TEXT PASSAGE:
▶

1. Mix all ingredients. 
2. Cover and refrigerate 1 hour to blend flavors. Store covered in refrigerator up to 2 days.

Tamale Dip

2  lbs Velveeta reduced fat cheese product  
1 (4  ounce) can green chilies, chopped  
2 (10  ounce) cans rotel  
1  bunch green onions, chopped  
1  dozen tamales

Mix all ingredients except tamales in crockpot and heat until melted. 
Remove corn husks from tamales and crumble into melted cheese mixture. Frozen or canned tamales are fine. Thaw if frozen. 
Have a bowl of tortilla or corn chips available to scoop up dip or warm flour or corn tortillas so they can use as a filling.


----------



## expatgirl (Mar 29, 2008)

Jeekinz said:


> The DW was able to duplicate those South-Western Eggrolls from Chili's. But she bakes them insted of frying. It's basically a tortilla with corn, cheddar, spinach, chicken, red peppers, black beans and spices. All the pieces need to be of uniform size like the corn kernels. She makes a Ranch and cilantro dipping sauce.
> 
> Looks like this



OMG!  I want the recipe one way or the other---we can now get tortillas now---those look fantastic and I have an afternoon Fat Friday to give on April 11.  Please,  I'll never make fun of your watermelon hat anymore, Jeeks!!


----------



## karenlyn (Mar 30, 2008)

◀

SUPPLIED INFORMATION:

▶

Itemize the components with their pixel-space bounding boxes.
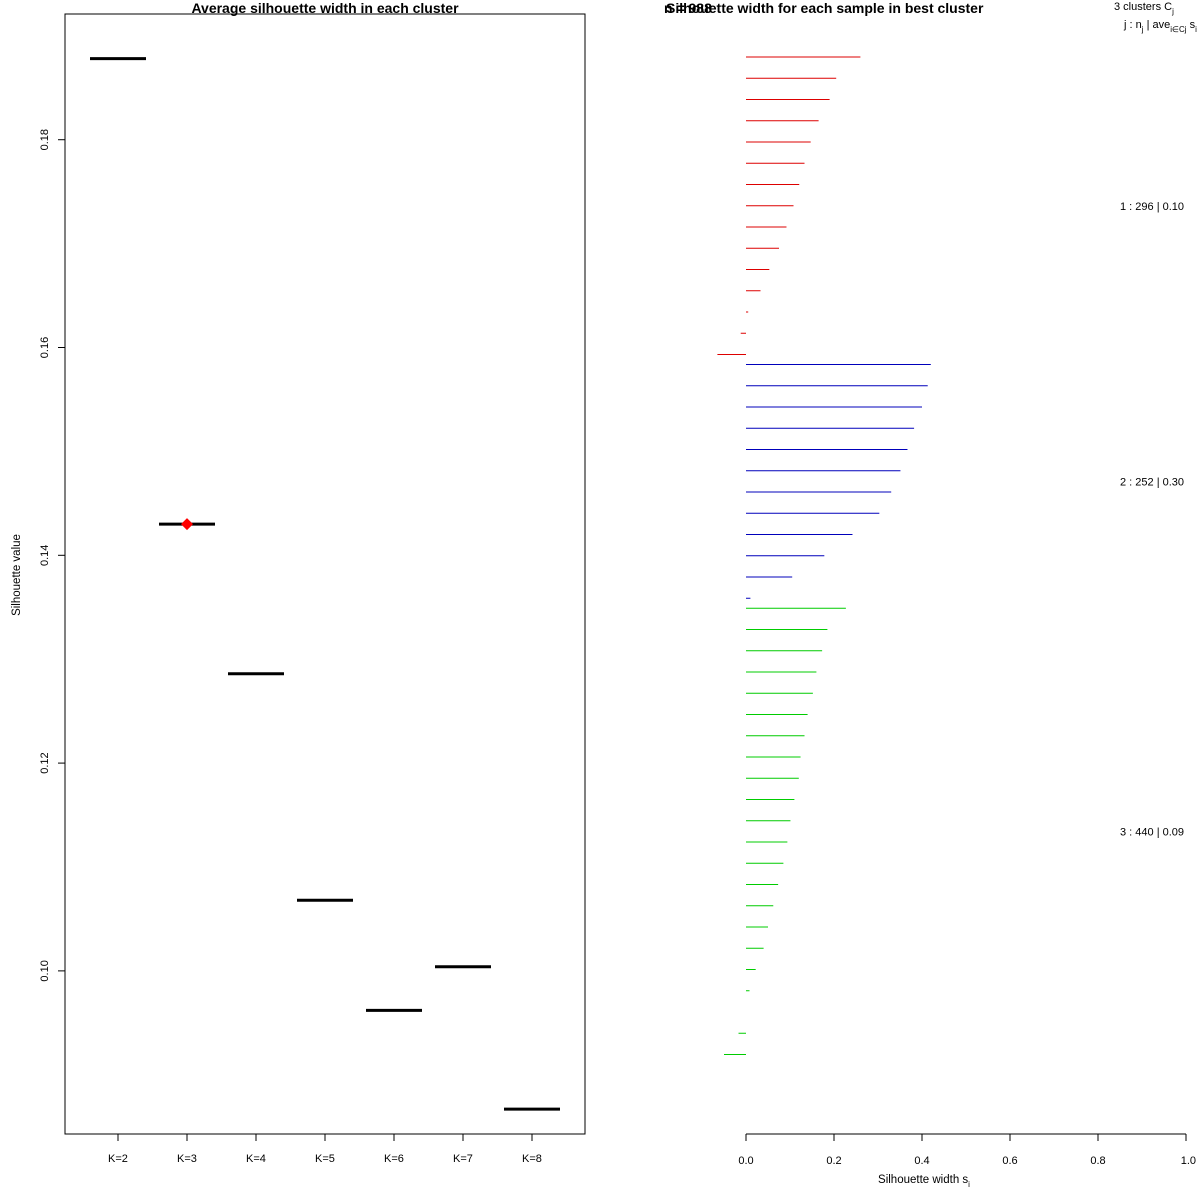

◀

WHAT IS NEEDED:
Resume the recipe forum thread, writing on from its final line.

TASK ANSWER:
I want the recipe for those SW eggrolls, too!  I loved loved loved them when I lived in the States... I always ordered them as my meal when I went to Chili's.  They're to die for.  I hate to deep fry, so I'd love to try a baked version.  I think DH would love them, too, though he's never tried the original.


----------



## Jeekinz (Mar 30, 2008)

Here's a recipe I found on the net. Instead of frying them, put them in the oven on a baking sheet until the tortilla is crispy. You need to keep turning it though. They freeze good too.


----------



## expatgirl (Mar 30, 2008)

Not to  sound dumb.... so I take it that your DW slices the rolls after baking, right?  I'm serious I have about 15 ladies coming on the 11th and I know that they love American hors de oerves........ranch dip & veggies was a  novelty dream come true for them.  them..........ok, jeeks, I'll be nice to you now on..............where can i get that smiley that is whistling and looking upwards?


----------



## Jeekinz (Mar 30, 2008)

LOL

Yes, cut them *after* you bake them.  FWIW, you may want to put a spoon in with the sauce to prevent the dreaded _Double Dip_.  It's hard to remember any manners munching down on these things.


----------



## expatgirl (Mar 30, 2008)

Thanks, Jeeks, after having endured many Dehli bellies, I'm nearly anal about cross contamination---I won't even use a cloth towel in someone's bathroom and will just air dry my hands---too many bad experiences..  So looking forward to making these...many thanks again..


----------



## kitchenelf (Mar 30, 2008)

Expatgirl said:
			
		

> where can i get that smiley that is whistling and looking upwards?



Here you go - - - - - -


----------



## expatgirl (Mar 30, 2008)

Thank you my dear......that's what I wanted to post when I said I would never give Jeenks a hard time about his "helmet"..........but how do I post it


----------



## GotGarlic (Mar 30, 2008)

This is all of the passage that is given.